> [TEXT PASSAGE]:
= = = = =

Re: [PATCH printk v4 27/27] lockdep: Mark emergency sections in lockdep splats

From: Petr Mladek
Date: Tue Apr 16 2024 - 05:51:53 EST


On Wed 2024-04-03 00:17:29, John Ogness wrote:
> Mark emergency sections wherever multiple lines of
> lock debugging output are generated. In an emergency
> section the CPU will not perform console output for the
> printk() calls. Instead, a flushing of the console
> output is triggered when exiting the emergency section.
> This allows the full message block to be stored as
> quickly as possible in the ringbuffer.
>
> Signed-off-by: John Ogness <john.ogness@xxxxxxxxxxxxx>
> ---
> kernel/locking/lockdep.c | 91 ++++++++++++++++++++++++++++++++++++++--
> 1 file changed, 88 insertions(+), 3 deletions(-)

= = = = =

> [DATA RECORDS]:

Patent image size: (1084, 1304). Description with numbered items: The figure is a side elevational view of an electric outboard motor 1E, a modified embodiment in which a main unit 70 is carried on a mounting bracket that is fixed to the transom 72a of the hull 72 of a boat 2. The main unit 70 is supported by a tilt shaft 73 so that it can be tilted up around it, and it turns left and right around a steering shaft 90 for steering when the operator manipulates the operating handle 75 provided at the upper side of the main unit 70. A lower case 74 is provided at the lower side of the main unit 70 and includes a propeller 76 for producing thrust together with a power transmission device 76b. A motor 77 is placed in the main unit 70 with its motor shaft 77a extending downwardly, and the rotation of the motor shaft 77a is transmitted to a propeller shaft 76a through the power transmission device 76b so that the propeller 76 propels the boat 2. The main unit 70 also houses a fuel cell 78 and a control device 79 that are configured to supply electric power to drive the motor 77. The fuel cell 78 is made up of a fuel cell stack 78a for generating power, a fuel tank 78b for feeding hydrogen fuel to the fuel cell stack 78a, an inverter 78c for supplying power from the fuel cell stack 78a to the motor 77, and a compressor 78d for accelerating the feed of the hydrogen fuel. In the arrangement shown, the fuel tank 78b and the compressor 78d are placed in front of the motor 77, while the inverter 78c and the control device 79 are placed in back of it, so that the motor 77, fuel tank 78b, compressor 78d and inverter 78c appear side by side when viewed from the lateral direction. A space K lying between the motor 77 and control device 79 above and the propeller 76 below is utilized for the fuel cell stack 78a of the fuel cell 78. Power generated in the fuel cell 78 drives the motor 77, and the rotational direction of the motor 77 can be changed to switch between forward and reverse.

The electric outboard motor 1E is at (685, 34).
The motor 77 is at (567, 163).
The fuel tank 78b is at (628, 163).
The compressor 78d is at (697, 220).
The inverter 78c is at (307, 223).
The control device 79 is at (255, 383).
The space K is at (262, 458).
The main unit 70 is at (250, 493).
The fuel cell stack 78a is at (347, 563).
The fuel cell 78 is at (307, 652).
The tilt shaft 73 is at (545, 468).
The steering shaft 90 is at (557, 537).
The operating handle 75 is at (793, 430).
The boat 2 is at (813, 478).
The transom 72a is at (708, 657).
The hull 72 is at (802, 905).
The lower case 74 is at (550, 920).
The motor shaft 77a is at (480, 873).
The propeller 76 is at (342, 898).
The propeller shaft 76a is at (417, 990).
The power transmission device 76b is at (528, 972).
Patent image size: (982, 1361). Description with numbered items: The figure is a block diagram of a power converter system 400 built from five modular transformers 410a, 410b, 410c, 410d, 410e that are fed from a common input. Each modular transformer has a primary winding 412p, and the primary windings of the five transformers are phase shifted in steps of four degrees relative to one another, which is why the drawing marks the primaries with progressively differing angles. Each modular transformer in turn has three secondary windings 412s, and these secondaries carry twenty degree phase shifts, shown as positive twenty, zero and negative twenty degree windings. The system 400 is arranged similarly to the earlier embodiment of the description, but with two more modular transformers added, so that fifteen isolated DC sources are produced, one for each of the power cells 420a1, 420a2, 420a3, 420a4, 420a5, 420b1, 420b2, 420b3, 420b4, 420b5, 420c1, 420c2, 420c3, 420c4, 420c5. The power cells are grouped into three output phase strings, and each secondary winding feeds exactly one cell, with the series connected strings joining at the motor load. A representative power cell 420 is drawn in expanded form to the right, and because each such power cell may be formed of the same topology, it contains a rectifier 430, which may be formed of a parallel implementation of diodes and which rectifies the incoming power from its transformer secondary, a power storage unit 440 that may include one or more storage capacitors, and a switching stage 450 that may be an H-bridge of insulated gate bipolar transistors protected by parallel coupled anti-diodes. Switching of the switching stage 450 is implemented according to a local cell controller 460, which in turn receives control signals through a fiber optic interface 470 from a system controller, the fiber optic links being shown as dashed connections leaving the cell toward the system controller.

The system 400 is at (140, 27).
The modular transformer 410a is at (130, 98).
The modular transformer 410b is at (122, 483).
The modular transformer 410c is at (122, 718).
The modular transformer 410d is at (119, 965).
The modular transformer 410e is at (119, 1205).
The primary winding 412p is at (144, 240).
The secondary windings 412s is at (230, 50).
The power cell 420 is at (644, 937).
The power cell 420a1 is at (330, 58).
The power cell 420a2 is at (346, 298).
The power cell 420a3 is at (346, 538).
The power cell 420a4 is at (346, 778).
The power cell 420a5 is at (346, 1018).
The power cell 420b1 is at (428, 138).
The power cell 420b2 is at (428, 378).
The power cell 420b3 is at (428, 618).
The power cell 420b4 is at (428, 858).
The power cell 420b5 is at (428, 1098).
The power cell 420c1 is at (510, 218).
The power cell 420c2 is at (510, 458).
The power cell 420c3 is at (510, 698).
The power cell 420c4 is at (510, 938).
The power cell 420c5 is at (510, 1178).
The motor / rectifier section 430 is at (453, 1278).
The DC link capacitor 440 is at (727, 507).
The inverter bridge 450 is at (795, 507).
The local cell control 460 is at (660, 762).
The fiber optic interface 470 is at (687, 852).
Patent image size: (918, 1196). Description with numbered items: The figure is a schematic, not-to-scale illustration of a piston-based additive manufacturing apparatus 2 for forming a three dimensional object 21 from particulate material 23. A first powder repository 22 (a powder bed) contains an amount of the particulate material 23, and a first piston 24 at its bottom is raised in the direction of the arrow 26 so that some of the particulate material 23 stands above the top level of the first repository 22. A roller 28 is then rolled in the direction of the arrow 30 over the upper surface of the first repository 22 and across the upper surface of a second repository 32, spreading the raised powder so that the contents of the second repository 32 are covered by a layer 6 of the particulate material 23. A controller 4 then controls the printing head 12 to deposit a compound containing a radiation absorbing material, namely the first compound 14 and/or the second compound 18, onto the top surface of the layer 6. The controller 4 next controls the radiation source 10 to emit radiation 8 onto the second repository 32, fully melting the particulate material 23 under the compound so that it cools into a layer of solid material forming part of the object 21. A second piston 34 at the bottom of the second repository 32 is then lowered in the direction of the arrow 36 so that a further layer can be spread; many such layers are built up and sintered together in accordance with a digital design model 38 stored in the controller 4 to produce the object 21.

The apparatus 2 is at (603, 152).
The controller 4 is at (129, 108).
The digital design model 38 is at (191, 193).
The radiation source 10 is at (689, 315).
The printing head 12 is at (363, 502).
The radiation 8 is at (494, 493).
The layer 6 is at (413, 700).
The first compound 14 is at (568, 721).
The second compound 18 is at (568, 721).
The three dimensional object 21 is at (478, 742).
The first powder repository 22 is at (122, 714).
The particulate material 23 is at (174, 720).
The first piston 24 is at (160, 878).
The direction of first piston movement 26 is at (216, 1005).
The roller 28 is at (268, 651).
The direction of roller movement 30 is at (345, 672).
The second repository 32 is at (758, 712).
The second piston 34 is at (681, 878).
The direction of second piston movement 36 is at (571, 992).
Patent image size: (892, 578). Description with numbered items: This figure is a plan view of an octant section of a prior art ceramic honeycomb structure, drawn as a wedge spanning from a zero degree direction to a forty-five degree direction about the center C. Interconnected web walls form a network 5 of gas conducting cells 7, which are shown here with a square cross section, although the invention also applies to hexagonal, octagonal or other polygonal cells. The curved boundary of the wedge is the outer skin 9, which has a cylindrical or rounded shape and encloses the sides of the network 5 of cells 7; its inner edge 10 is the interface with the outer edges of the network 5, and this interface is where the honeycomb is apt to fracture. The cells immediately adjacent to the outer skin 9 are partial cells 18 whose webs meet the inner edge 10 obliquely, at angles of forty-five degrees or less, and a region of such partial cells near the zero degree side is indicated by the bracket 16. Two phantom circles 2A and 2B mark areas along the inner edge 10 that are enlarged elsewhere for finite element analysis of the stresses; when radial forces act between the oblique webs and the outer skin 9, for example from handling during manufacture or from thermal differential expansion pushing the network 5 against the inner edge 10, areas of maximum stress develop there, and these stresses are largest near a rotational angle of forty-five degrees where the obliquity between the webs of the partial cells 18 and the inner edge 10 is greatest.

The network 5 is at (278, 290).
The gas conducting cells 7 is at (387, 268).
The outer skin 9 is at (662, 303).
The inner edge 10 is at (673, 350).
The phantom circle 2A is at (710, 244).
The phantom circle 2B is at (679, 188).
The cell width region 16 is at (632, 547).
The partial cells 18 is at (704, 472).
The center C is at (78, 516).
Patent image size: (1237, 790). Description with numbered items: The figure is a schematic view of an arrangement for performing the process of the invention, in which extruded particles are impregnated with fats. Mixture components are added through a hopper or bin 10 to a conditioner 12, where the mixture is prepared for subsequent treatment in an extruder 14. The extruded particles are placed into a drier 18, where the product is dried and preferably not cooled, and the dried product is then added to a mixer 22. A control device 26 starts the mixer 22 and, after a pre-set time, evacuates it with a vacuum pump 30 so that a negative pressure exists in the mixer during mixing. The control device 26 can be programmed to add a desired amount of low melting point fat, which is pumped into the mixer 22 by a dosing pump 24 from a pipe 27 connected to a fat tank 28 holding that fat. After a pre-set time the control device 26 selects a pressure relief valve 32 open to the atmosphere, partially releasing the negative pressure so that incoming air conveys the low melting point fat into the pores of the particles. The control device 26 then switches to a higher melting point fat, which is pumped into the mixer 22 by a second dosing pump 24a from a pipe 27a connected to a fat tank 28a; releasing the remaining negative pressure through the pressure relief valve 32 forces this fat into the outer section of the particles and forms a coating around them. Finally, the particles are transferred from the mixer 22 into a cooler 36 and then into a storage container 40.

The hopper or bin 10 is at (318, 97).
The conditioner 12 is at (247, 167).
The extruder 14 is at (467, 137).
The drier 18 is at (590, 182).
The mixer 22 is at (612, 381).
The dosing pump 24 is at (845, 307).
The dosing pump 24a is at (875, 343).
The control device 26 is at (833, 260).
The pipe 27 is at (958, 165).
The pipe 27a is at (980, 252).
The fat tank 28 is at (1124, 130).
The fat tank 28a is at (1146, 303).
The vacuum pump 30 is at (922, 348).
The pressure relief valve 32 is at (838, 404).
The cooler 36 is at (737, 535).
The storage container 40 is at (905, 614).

= = = = =

> [THE PROBLEM]: According to the lockdep patch message, when is a flushing of the console output triggered?

> [ANSWER FOR THE TASK]: When exiting the emergency section.